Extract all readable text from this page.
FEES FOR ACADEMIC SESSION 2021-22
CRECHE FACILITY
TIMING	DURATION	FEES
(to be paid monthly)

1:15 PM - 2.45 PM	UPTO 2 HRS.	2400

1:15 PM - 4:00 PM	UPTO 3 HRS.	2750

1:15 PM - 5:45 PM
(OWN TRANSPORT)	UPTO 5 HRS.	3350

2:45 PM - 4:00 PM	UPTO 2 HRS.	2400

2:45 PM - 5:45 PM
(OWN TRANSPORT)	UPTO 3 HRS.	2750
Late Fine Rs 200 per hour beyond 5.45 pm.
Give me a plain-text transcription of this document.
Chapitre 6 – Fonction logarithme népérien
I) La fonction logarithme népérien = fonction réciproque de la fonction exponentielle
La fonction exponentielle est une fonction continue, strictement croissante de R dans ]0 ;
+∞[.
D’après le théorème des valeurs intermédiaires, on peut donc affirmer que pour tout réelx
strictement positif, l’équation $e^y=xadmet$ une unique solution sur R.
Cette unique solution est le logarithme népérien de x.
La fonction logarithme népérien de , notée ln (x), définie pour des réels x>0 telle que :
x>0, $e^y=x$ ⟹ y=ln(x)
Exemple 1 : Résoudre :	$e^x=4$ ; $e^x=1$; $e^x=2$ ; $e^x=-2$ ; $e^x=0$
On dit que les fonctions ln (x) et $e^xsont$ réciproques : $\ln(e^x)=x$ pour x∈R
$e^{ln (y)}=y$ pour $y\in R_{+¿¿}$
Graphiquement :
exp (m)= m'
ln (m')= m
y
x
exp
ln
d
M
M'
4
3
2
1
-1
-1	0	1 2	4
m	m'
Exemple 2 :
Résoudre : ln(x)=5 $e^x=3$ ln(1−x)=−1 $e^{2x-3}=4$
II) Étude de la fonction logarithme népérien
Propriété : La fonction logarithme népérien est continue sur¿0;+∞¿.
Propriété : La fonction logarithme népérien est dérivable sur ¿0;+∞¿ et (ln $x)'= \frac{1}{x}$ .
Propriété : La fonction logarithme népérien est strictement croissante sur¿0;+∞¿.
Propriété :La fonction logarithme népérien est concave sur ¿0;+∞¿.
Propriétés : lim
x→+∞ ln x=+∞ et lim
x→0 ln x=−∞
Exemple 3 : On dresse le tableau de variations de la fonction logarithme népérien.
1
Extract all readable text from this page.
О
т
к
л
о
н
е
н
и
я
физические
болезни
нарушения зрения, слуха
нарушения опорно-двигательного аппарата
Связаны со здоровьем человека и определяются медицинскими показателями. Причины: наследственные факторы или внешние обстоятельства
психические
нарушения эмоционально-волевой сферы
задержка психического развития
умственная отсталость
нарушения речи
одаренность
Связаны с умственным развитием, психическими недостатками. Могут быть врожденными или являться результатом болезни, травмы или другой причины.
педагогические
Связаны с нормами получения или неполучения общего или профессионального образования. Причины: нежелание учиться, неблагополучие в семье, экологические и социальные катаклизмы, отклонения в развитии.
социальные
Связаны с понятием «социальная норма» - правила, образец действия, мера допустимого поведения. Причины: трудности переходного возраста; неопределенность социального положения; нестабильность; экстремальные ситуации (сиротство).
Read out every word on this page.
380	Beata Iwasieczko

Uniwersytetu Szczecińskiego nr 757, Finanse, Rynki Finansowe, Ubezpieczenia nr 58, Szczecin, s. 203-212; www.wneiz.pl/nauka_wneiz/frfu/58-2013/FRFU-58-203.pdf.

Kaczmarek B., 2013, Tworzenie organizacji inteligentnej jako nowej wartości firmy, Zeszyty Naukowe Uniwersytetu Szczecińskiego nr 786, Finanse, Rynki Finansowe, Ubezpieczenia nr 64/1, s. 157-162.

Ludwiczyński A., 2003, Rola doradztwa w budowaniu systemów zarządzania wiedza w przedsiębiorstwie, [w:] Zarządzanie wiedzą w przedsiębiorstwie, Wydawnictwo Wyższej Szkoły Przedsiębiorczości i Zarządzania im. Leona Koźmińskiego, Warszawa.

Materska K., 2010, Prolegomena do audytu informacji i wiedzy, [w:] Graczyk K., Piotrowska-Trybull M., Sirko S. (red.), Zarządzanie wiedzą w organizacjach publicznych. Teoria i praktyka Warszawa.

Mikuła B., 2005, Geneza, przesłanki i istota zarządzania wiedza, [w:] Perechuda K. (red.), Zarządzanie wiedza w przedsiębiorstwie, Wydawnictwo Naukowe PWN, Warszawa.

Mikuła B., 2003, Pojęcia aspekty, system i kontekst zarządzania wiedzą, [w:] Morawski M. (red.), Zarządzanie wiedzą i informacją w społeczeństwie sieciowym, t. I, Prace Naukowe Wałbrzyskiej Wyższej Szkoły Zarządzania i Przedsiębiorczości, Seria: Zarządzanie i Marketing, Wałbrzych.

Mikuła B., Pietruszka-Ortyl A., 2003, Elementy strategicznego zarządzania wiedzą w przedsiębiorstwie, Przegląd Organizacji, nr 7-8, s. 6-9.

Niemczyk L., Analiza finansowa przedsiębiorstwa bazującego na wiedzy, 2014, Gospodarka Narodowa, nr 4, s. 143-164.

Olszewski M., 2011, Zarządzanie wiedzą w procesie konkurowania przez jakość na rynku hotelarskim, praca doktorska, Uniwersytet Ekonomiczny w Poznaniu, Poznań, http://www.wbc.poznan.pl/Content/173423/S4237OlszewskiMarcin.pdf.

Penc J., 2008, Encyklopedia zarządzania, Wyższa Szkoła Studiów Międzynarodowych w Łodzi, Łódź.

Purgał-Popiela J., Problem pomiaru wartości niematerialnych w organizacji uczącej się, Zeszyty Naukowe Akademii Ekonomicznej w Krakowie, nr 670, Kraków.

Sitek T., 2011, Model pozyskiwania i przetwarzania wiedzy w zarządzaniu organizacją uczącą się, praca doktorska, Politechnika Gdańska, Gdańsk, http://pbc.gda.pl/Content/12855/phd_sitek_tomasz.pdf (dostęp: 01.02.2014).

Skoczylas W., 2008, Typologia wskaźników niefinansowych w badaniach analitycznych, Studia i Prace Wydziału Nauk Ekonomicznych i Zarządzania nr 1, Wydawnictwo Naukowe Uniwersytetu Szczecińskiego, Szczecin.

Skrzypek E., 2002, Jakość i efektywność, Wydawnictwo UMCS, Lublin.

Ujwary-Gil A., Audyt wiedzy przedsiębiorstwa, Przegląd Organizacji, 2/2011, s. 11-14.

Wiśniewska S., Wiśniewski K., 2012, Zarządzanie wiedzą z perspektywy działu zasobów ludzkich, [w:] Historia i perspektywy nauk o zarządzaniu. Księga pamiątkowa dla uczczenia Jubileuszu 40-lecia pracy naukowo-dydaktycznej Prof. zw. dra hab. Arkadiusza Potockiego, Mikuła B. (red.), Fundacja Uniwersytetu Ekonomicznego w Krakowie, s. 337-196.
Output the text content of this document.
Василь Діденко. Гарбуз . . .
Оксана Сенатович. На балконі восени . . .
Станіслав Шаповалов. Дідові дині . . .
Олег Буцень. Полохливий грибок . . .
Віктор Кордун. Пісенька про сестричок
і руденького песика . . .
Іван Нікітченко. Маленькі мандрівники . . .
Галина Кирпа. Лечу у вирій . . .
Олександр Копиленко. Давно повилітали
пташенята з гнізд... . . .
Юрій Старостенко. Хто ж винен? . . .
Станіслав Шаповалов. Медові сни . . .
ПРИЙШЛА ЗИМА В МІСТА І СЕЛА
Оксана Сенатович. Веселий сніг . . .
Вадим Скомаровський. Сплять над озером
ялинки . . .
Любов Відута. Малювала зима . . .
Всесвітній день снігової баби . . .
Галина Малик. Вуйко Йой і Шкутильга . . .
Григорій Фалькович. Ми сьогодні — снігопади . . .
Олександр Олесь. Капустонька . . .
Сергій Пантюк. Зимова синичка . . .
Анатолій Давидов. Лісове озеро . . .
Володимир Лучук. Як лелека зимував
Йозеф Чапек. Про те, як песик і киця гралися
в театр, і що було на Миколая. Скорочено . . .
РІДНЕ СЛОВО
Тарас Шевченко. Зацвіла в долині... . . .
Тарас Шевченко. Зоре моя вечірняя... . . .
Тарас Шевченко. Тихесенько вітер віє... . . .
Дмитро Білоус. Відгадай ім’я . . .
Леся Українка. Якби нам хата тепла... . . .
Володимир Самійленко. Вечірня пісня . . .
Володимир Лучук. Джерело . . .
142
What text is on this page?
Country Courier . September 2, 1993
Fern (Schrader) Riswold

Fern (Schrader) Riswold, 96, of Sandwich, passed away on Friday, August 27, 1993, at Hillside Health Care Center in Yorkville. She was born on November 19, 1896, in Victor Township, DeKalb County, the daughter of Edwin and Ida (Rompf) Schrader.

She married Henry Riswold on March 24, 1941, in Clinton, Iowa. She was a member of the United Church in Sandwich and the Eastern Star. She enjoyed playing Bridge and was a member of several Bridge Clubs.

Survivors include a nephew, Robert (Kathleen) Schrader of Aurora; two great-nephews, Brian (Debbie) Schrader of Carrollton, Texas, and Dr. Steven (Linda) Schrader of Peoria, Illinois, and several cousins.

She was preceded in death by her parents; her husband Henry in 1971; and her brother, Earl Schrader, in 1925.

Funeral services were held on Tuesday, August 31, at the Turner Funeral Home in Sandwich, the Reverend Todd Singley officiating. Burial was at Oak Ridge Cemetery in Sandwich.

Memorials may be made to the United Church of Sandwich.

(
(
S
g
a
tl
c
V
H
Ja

□ □ □ □ □ □ □

**INSTRUCTIONS FOR THE TASK**
Look through the records and gather every line containing "FEES".

**REPLY TO THE EXERCISE**
FEES FOR ACADEMIC SESSION 2021-22
TIMING	DURATION	FEES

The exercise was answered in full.